▶ _Task objective_
Repeat the listing in full. Nothing may be added or left out.

▶ _Dataset rows about figures_
--------------------------------
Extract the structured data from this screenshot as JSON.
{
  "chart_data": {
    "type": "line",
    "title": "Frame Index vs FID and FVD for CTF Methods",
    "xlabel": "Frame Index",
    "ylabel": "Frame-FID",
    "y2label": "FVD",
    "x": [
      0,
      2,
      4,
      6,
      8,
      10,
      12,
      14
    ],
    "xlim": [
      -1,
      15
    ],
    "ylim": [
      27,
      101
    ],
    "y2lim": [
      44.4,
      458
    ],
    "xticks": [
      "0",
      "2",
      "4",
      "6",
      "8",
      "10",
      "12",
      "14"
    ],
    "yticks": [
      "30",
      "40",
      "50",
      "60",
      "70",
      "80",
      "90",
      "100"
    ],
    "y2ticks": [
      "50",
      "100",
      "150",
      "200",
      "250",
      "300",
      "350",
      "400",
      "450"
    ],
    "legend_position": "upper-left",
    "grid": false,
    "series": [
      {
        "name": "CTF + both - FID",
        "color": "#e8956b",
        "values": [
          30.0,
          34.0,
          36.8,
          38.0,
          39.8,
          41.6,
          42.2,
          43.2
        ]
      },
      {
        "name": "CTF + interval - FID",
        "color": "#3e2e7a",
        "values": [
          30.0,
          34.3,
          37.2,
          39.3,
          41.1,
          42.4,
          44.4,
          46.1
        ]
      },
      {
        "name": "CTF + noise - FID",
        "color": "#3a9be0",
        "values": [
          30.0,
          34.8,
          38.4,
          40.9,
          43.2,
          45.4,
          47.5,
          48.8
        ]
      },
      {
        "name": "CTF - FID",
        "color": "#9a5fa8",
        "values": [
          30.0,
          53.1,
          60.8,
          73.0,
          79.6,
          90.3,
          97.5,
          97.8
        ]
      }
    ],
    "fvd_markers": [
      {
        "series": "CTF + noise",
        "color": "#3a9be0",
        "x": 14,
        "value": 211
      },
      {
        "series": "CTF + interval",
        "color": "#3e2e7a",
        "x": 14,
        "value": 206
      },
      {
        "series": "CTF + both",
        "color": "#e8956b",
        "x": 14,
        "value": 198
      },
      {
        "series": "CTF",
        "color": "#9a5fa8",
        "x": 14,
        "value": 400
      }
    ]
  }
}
--------------------------------
▶ _Exercise output_
Extract the structured data from this screenshot as JSON.
{
  "chart_data": {
    "type": "line",
    "title": "Frame Index vs FID and FVD for CTF Methods",
    "xlabel": "Frame Index",
    "ylabel": "Frame-FID",
    "y2label": "FVD",
    "x": [
      0,
      2,
      4,
      6,
      8,
      10,
      12,
      14
    ],
    "xlim": [
      -1,
      15
    ],
    "ylim": [
      27,
      101
    ],
    "y2lim": [
      44.4,
      458
    ],
    "xticks": [
      "0",
      "2",
      "4",
      "6",
      "8",
      "10",
      "12",
      "14"
    ],
    "yticks": [
      "30",
      "40",
      "50",
      "60",
      "70",
      "80",
      "90",
      "100"
    ],
    "y2ticks": [
      "50",
      "100",
      "150",
      "200",
      "250",
      "300",
      "350",
      "400",
      "450"
    ],
    "legend_position": "upper-left",
    "grid": false,
    "series": [
      {
        "name": "CTF + both - FID",
        "color": "#e8956b",
        "values": [
          30.0,
          34.0,
          36.8,
          38.0,
          39.8,
          41.6,
          42.2,
          43.2
        ]
      },
      {
        "name": "CTF + interval - FID",
        "color": "#3e2e7a",
        "values": [
          30.0,
          34.3,
          37.2,
          39.3,
          41.1,
          42.4,
          44.4,
          46.1
        ]
      },
      {
        "name": "CTF + noise - FID",
        "color": "#3a9be0",
        "values": [
          30.0,
          34.8,
          38.4,
          40.9,
          43.2,
          45.4,
          47.5,
          48.8
        ]
      },
      {
        "name": "CTF - FID",
        "color": "#9a5fa8",
        "values": [
          30.0,
          53.1,
          60.8,
          73.0,
          79.6,
          90.3,
          97.5,
          97.8
        ]
      }
    ],
    "fvd_markers": [
      {
        "series": "CTF + noise",
        "color": "#3a9be0",
        "x": 14,
        "value": 211
      },
      {
        "series": "CTF + interval",
        "color": "#3e2e7a",
        "x": 14,
        "value": 206
      },
      {
        "series": "CTF + both",
        "color": "#e8956b",
        "x": 14,
        "value": 198
      },
      {
        "series": "CTF",
        "color": "#9a5fa8",
        "x": 14,
        "value": 400
      }
    ]
  }
}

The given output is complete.